*Brief*
Below are the records; locate each line with the word "обеспечения" and copy it.

Dataset entries
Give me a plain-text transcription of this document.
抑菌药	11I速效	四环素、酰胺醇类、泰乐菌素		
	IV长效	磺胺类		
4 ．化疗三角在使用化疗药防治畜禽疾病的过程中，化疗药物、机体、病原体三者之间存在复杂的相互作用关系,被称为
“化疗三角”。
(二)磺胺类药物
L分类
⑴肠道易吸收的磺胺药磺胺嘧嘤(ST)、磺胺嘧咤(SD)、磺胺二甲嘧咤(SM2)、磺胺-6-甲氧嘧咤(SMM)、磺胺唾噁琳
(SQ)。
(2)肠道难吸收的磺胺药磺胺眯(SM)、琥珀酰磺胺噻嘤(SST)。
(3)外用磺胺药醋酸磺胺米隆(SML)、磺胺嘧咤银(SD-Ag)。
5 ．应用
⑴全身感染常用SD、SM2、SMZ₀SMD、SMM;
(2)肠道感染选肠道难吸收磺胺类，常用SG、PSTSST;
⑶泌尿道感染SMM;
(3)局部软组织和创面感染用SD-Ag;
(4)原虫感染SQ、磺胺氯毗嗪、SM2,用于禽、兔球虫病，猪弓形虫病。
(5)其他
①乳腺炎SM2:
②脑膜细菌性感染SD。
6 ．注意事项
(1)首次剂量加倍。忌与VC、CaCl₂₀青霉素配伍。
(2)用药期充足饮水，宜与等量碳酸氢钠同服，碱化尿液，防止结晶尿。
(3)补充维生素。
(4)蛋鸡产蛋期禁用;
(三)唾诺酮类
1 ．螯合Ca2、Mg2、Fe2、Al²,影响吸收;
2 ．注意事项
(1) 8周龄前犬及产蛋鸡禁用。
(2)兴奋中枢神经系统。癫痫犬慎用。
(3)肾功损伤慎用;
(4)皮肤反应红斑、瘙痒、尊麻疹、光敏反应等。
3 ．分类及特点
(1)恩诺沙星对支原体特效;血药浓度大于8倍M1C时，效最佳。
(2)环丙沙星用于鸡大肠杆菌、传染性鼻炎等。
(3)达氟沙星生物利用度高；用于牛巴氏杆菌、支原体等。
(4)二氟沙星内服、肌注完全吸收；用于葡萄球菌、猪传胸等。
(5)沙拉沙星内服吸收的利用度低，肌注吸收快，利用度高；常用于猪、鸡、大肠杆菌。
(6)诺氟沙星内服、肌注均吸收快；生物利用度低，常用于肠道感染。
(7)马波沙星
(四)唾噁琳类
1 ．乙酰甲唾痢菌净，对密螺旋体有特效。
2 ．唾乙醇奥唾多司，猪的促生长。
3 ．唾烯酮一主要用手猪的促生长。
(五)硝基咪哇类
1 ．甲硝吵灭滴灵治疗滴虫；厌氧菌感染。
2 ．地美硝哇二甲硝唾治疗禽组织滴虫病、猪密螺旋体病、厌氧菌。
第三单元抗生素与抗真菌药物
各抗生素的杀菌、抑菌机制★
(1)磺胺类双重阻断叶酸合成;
--
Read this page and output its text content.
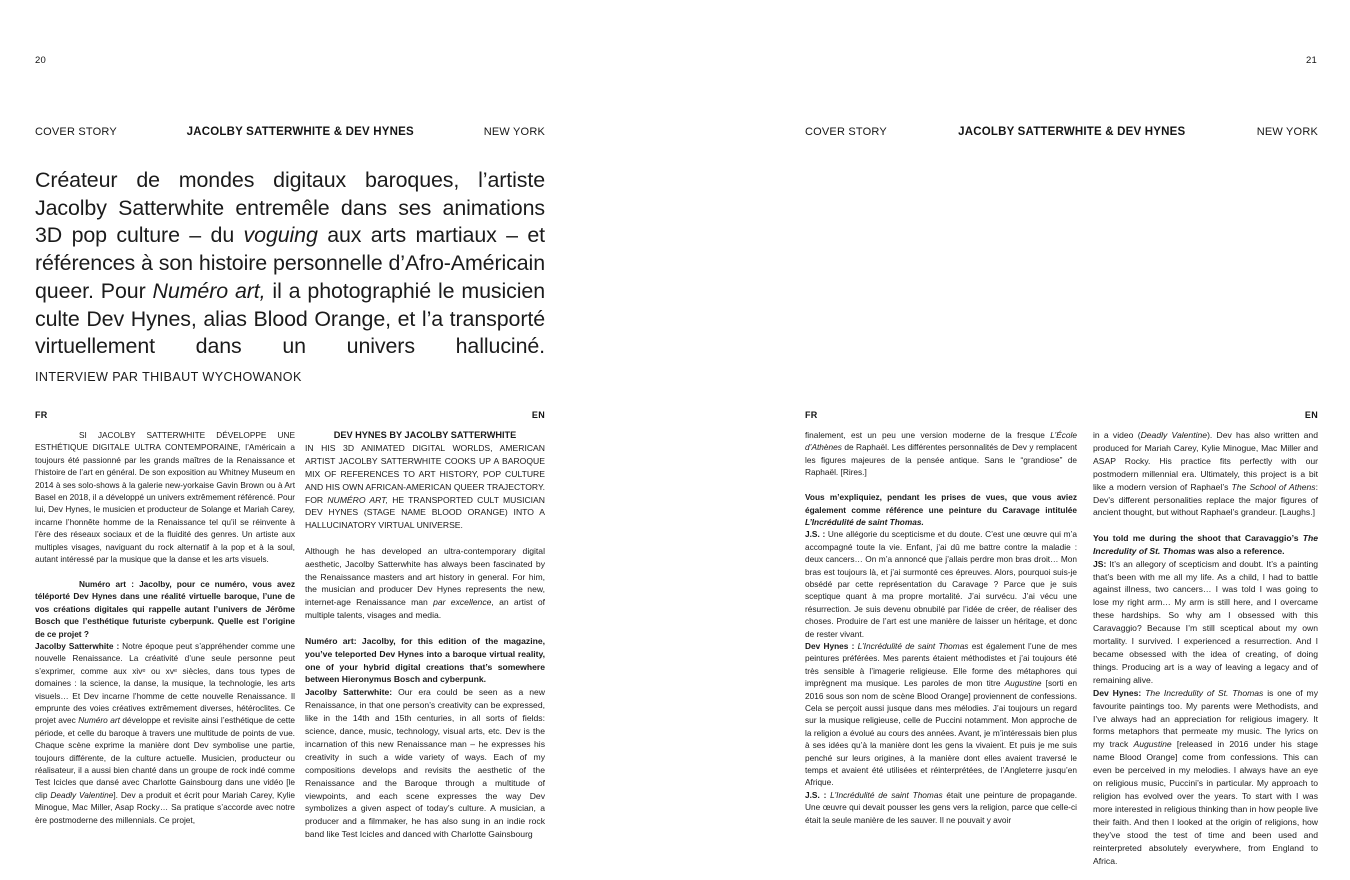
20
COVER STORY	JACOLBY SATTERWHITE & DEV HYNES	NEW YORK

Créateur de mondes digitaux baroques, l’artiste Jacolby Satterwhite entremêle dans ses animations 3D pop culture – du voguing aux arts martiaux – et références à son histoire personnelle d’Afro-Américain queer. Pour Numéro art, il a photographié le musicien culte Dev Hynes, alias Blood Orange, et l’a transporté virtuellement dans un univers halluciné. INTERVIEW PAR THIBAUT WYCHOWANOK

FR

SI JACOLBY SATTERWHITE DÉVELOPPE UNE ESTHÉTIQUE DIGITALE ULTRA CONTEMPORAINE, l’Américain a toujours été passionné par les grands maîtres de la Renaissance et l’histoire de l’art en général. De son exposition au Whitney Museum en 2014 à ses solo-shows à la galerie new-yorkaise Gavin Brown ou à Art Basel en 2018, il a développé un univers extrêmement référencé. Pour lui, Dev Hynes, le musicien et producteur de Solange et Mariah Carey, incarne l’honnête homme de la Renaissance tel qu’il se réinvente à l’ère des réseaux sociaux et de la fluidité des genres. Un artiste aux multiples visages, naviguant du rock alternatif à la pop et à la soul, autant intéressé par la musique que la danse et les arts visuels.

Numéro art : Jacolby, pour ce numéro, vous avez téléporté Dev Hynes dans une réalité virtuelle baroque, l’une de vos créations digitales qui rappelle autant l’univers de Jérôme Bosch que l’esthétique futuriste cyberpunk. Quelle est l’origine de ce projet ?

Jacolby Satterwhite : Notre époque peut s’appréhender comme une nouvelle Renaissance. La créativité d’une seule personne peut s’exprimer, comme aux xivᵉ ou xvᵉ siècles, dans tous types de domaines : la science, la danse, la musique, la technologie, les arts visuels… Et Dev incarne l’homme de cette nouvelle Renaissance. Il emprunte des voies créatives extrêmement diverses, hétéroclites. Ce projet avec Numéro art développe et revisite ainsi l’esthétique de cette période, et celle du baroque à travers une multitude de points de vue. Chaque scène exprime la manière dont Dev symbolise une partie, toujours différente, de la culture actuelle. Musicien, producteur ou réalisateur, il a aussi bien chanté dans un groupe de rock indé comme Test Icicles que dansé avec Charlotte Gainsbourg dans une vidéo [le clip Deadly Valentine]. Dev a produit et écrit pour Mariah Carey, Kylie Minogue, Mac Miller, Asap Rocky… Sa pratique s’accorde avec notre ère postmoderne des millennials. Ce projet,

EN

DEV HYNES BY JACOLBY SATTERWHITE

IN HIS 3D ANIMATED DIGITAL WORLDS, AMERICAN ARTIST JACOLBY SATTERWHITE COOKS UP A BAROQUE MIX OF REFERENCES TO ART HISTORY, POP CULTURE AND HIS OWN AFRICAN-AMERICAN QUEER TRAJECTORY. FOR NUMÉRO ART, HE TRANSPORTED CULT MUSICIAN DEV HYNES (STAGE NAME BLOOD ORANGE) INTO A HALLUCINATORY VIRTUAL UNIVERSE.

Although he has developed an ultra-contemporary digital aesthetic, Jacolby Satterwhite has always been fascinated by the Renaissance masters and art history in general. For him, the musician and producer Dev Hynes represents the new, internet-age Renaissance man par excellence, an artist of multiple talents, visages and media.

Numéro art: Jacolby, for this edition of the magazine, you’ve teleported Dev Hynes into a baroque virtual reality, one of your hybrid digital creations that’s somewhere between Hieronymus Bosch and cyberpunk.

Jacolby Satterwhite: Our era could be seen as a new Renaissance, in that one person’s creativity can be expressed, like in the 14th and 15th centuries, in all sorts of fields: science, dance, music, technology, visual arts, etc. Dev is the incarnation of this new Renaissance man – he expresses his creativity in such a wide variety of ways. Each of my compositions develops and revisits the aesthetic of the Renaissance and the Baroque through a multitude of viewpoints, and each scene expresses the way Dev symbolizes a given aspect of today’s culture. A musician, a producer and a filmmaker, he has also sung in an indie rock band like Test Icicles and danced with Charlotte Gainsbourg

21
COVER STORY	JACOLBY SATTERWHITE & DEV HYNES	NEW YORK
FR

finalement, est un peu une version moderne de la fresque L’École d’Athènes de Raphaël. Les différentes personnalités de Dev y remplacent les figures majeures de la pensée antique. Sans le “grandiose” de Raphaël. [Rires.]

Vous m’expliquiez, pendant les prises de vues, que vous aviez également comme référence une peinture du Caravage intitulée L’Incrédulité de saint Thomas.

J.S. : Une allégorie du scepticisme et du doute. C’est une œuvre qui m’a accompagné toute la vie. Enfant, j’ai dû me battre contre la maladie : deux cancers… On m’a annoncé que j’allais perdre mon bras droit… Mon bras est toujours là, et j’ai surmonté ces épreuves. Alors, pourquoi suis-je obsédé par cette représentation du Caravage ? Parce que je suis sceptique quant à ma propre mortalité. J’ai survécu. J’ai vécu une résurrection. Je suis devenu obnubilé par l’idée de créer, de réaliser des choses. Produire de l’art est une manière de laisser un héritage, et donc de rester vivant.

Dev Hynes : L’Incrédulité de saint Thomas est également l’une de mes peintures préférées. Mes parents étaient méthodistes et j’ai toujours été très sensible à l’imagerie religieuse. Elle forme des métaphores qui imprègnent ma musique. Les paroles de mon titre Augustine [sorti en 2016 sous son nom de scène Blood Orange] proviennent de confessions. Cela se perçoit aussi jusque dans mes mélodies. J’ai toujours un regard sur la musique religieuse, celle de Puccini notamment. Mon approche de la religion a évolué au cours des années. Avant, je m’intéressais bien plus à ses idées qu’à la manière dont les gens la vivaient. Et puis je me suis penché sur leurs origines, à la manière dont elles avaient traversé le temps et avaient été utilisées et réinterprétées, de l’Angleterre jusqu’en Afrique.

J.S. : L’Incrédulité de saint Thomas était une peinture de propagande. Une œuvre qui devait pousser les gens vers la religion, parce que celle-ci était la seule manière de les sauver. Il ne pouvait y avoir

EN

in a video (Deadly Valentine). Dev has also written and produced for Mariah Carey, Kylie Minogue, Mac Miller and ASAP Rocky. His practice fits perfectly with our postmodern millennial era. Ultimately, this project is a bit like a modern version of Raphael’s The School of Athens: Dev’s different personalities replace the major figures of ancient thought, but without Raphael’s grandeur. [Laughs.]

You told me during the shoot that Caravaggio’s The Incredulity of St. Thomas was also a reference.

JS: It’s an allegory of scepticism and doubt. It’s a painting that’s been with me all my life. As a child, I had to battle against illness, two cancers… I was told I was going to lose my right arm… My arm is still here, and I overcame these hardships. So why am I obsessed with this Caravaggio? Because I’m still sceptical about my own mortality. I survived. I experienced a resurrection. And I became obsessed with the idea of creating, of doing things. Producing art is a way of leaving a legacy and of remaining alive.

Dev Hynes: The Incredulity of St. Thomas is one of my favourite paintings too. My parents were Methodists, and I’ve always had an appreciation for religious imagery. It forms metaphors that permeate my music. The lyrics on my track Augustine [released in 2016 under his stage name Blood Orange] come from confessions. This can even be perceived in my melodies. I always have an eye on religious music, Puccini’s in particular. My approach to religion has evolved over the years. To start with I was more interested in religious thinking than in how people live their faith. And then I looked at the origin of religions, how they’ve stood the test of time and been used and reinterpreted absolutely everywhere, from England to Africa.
==
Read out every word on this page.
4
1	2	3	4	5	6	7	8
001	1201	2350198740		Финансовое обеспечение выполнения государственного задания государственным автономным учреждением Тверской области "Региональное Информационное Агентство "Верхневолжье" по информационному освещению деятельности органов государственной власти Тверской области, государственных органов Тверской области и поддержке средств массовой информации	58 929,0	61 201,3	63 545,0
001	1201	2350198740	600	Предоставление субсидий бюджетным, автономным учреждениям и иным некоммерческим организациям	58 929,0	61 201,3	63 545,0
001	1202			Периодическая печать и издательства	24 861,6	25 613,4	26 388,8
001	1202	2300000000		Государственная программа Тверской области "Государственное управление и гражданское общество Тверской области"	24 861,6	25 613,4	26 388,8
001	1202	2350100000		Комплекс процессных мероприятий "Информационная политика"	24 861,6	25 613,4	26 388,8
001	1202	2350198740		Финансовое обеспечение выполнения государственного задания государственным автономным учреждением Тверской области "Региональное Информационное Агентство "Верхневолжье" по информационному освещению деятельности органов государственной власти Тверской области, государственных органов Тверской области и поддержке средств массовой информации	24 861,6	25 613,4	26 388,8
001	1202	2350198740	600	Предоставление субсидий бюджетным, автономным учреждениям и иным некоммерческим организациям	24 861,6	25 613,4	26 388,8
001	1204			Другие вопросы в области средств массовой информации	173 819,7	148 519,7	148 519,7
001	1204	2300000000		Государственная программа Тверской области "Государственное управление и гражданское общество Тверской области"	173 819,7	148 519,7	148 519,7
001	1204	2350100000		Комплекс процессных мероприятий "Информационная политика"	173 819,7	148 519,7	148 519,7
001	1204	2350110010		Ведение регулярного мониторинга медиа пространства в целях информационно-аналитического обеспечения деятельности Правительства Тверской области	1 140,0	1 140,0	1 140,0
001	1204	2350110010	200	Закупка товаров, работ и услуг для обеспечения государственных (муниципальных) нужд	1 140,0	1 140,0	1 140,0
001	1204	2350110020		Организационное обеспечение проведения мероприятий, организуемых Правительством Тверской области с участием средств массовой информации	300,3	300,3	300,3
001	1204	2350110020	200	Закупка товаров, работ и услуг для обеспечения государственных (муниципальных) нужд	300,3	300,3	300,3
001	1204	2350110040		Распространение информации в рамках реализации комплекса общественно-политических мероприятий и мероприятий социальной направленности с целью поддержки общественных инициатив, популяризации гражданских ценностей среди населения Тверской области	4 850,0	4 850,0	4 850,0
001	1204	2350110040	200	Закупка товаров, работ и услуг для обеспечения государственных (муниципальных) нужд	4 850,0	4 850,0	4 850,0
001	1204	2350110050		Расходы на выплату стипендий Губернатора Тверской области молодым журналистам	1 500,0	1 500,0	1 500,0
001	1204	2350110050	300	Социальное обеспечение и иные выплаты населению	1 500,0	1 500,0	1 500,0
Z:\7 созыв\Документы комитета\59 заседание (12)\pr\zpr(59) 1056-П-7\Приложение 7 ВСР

*Reply*
001	1204	2350110010		Ведение регулярного мониторинга медиа пространства в целях информационно-аналитического обеспечения деятельности Правительства Тверской области	1 140,0	1 140,0	1 140,0
001	1204	2350110010	200	Закупка товаров, работ и услуг для обеспечения государственных (муниципальных) нужд	1 140,0	1 140,0	1 140,0
001	1204	2350110020	200	Закупка товаров, работ и услуг для обеспечения государственных (муниципальных) нужд	300,3	300,3	300,3
001	1204	2350110040	200	Закупка товаров, работ и услуг для обеспечения государственных (муниципальных) нужд	4 850,0	4 850,0	4 850,0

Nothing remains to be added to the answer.